> **PROVIDED DATA**
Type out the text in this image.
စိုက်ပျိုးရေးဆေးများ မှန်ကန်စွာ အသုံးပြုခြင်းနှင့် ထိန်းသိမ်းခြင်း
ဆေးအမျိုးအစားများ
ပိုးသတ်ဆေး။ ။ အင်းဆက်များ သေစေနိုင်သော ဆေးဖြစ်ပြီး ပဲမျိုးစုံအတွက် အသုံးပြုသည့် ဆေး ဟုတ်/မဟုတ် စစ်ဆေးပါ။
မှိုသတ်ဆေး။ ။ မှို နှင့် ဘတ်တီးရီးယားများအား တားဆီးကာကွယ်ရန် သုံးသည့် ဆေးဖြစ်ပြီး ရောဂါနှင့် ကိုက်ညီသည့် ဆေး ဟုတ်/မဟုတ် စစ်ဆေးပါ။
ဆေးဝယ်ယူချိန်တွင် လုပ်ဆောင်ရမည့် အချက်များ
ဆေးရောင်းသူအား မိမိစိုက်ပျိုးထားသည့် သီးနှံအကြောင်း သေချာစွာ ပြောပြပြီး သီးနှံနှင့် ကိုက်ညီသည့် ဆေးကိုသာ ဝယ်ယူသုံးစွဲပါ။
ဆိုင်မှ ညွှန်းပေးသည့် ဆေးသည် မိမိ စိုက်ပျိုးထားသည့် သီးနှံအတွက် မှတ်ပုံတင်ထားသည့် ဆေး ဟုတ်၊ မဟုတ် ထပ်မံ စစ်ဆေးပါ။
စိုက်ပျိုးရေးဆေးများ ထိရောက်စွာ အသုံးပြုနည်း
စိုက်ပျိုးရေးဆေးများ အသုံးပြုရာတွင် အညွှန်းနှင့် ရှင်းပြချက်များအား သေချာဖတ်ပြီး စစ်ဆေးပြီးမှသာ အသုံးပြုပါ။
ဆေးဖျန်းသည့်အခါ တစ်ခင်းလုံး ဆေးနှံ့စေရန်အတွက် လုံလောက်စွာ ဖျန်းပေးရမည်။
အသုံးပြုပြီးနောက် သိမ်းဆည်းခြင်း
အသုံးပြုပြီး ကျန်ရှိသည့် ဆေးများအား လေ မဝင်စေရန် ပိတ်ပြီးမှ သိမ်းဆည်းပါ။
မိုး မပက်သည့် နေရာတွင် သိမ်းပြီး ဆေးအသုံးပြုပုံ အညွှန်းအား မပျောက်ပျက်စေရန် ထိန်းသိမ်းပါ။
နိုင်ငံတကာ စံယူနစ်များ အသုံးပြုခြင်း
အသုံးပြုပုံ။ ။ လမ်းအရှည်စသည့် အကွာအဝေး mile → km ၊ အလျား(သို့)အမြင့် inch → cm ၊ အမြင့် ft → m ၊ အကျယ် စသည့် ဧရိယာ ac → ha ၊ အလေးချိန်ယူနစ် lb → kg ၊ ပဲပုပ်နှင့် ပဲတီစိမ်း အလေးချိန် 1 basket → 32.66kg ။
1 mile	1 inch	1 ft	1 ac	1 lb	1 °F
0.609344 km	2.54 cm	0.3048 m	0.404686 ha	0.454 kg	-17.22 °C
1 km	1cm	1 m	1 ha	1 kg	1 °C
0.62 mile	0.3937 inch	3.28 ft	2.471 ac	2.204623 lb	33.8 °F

> **WHAT IS NEEDED**
Each entry above is to be printed again exactly.

> **WRITTEN SOLUTION**
Type out the text in this image.
စိုက်ပျိုးရေးဆေးများ မှန်ကန်စွာ အသုံးပြုခြင်းနှင့် ထိန်းသိမ်းခြင်း
ဆေးအမျိုးအစားများ
ပိုးသတ်ဆေး။ ။ အင်းဆက်များ သေစေနိုင်သော ဆေးဖြစ်ပြီး ပဲမျိုးစုံအတွက် အသုံးပြုသည့် ဆေး ဟုတ်/မဟုတ် စစ်ဆေးပါ။
မှိုသတ်ဆေး။ ။ မှို နှင့် ဘတ်တီးရီးယားများအား တားဆီးကာကွယ်ရန် သုံးသည့် ဆေးဖြစ်ပြီး ရောဂါနှင့် ကိုက်ညီသည့် ဆေး ဟုတ်/မဟုတ် စစ်ဆေးပါ။
ဆေးဝယ်ယူချိန်တွင် လုပ်ဆောင်ရမည့် အချက်များ
ဆေးရောင်းသူအား မိမိစိုက်ပျိုးထားသည့် သီးနှံအကြောင်း သေချာစွာ ပြောပြပြီး သီးနှံနှင့် ကိုက်ညီသည့် ဆေးကိုသာ ဝယ်ယူသုံးစွဲပါ။
ဆိုင်မှ ညွှန်းပေးသည့် ဆေးသည် မိမိ စိုက်ပျိုးထားသည့် သီးနှံအတွက် မှတ်ပုံတင်ထားသည့် ဆေး ဟုတ်၊ မဟုတ် ထပ်မံ စစ်ဆေးပါ။
စိုက်ပျိုးရေးဆေးများ ထိရောက်စွာ အသုံးပြုနည်း
စိုက်ပျိုးရေးဆေးများ အသုံးပြုရာတွင် အညွှန်းနှင့် ရှင်းပြချက်များအား သေချာဖတ်ပြီး စစ်ဆေးပြီးမှသာ အသုံးပြုပါ။
ဆေးဖျန်းသည့်အခါ တစ်ခင်းလုံး ဆေးနှံ့စေရန်အတွက် လုံလောက်စွာ ဖျန်းပေးရမည်။
အသုံးပြုပြီးနောက် သိမ်းဆည်းခြင်း
အသုံးပြုပြီး ကျန်ရှိသည့် ဆေးများအား လေ မဝင်စေရန် ပိတ်ပြီးမှ သိမ်းဆည်းပါ။
မိုး မပက်သည့် နေရာတွင် သိမ်းပြီး ဆေးအသုံးပြုပုံ အညွှန်းအား မပျောက်ပျက်စေရန် ထိန်းသိမ်းပါ။
နိုင်ငံတကာ စံယူနစ်များ အသုံးပြုခြင်း
အသုံးပြုပုံ။ ။ လမ်းအရှည်စသည့် အကွာအဝေး mile → km ၊ အလျား(သို့)အမြင့် inch → cm ၊ အမြင့် ft → m ၊ အကျယ် စသည့် ဧရိယာ ac → ha ၊ အလေးချိန်ယူနစ် lb → kg ၊ ပဲပုပ်နှင့် ပဲတီစိမ်း အလေးချိန် 1 basket → 32.66kg ။
1 mile	1 inch	1 ft	1 ac	1 lb	1 °F
0.609344 km	2.54 cm	0.3048 m	0.404686 ha	0.454 kg	-17.22 °C
1 km	1cm	1 m	1 ha	1 kg	1 °C
0.62 mile	0.3937 inch	3.28 ft	2.471 ac	2.204623 lb	33.8 °F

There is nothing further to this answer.